**What the task requires:** Reproduce the entries in full, with no changes.

(Records from a data collection)
'''

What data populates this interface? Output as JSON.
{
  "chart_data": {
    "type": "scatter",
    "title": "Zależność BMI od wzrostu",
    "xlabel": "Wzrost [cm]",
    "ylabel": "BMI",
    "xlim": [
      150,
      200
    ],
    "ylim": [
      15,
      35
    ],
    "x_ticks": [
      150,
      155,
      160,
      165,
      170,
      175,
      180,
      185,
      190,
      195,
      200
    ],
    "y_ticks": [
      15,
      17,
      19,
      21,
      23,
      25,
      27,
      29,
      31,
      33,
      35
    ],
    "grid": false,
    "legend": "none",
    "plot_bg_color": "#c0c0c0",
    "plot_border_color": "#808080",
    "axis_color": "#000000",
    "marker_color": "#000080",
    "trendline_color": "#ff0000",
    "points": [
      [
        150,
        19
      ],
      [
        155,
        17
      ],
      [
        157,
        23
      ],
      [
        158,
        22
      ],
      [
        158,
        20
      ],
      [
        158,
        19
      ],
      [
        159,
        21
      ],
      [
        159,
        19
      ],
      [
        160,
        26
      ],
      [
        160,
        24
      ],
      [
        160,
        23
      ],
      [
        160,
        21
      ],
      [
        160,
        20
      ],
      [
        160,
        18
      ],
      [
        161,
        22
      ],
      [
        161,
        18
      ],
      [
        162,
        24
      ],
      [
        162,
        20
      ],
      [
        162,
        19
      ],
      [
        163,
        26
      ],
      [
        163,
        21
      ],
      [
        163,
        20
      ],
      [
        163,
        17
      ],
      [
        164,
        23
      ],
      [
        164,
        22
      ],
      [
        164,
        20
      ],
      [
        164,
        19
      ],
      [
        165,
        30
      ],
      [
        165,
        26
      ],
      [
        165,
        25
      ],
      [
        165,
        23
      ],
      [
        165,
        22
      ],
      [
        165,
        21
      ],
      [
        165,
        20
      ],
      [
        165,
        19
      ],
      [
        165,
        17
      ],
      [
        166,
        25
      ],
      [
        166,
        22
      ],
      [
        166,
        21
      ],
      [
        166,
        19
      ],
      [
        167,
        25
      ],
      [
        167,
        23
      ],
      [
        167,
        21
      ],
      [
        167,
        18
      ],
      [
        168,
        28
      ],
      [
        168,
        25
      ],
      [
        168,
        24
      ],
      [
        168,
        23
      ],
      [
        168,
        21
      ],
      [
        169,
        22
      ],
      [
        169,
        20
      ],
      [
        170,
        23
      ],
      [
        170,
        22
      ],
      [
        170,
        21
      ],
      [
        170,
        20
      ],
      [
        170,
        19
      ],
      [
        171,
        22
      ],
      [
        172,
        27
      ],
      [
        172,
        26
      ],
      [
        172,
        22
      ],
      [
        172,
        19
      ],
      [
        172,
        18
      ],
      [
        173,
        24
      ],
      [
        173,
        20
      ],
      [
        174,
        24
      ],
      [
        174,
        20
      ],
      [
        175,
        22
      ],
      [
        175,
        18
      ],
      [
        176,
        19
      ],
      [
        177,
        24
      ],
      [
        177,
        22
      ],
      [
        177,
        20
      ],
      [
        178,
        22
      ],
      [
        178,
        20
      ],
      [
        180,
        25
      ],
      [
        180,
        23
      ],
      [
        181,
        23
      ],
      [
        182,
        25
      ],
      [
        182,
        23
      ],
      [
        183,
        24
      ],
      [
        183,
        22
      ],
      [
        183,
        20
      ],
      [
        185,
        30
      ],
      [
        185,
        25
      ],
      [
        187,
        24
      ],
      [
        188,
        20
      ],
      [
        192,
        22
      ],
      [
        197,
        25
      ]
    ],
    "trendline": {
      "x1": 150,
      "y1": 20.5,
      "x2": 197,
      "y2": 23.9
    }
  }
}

'''

**Worked solution:**
What data populates this interface? Output as JSON.
{
  "chart_data": {
    "type": "scatter",
    "title": "Zależność BMI od wzrostu",
    "xlabel": "Wzrost [cm]",
    "ylabel": "BMI",
    "xlim": [
      150,
      200
    ],
    "ylim": [
      15,
      35
    ],
    "x_ticks": [
      150,
      155,
      160,
      165,
      170,
      175,
      180,
      185,
      190,
      195,
      200
    ],
    "y_ticks": [
      15,
      17,
      19,
      21,
      23,
      25,
      27,
      29,
      31,
      33,
      35
    ],
    "grid": false,
    "legend": "none",
    "plot_bg_color": "#c0c0c0",
    "plot_border_color": "#808080",
    "axis_color": "#000000",
    "marker_color": "#000080",
    "trendline_color": "#ff0000",
    "points": [
      [
        150,
        19
      ],
      [
        155,
        17
      ],
      [
        157,
        23
      ],
      [
        158,
        22
      ],
      [
        158,
        20
      ],
      [
        158,
        19
      ],
      [
        159,
        21
      ],
      [
        159,
        19
      ],
      [
        160,
        26
      ],
      [
        160,
        24
      ],
      [
        160,
        23
      ],
      [
        160,
        21
      ],
      [
        160,
        20
      ],
      [
        160,
        18
      ],
      [
        161,
        22
      ],
      [
        161,
        18
      ],
      [
        162,
        24
      ],
      [
        162,
        20
      ],
      [
        162,
        19
      ],
      [
        163,
        26
      ],
      [
        163,
        21
      ],
      [
        163,
        20
      ],
      [
        163,
        17
      ],
      [
        164,
        23
      ],
      [
        164,
        22
      ],
      [
        164,
        20
      ],
      [
        164,
        19
      ],
      [
        165,
        30
      ],
      [
        165,
        26
      ],
      [
        165,
        25
      ],
      [
        165,
        23
      ],
      [
        165,
        22
      ],
      [
        165,
        21
      ],
      [
        165,
        20
      ],
      [
        165,
        19
      ],
      [
        165,
        17
      ],
      [
        166,
        25
      ],
      [
        166,
        22
      ],
      [
        166,
        21
      ],
      [
        166,
        19
      ],
      [
        167,
        25
      ],
      [
        167,
        23
      ],
      [
        167,
        21
      ],
      [
        167,
        18
      ],
      [
        168,
        28
      ],
      [
        168,
        25
      ],
      [
        168,
        24
      ],
      [
        168,
        23
      ],
      [
        168,
        21
      ],
      [
        169,
        22
      ],
      [
        169,
        20
      ],
      [
        170,
        23
      ],
      [
        170,
        22
      ],
      [
        170,
        21
      ],
      [
        170,
        20
      ],
      [
        170,
        19
      ],
      [
        171,
        22
      ],
      [
        172,
        27
      ],
      [
        172,
        26
      ],
      [
        172,
        22
      ],
      [
        172,
        19
      ],
      [
        172,
        18
      ],
      [
        173,
        24
      ],
      [
        173,
        20
      ],
      [
        174,
        24
      ],
      [
        174,
        20
      ],
      [
        175,
        22
      ],
      [
        175,
        18
      ],
      [
        176,
        19
      ],
      [
        177,
        24
      ],
      [
        177,
        22
      ],
      [
        177,
        20
      ],
      [
        178,
        22
      ],
      [
        178,
        20
      ],
      [
        180,
        25
      ],
      [
        180,
        23
      ],
      [
        181,
        23
      ],
      [
        182,
        25
      ],
      [
        182,
        23
      ],
      [
        183,
        24
      ],
      [
        183,
        22
      ],
      [
        183,
        20
      ],
      [
        185,
        30
      ],
      [
        185,
        25
      ],
      [
        187,
        24
      ],
      [
        188,
        20
      ],
      [
        192,
        22
      ],
      [
        197,
        25
      ]
    ],
    "trendline": {
      "x1": 150,
      "y1": 20.5,
      "x2": 197,
      "y2": 23.9
    }
  }
}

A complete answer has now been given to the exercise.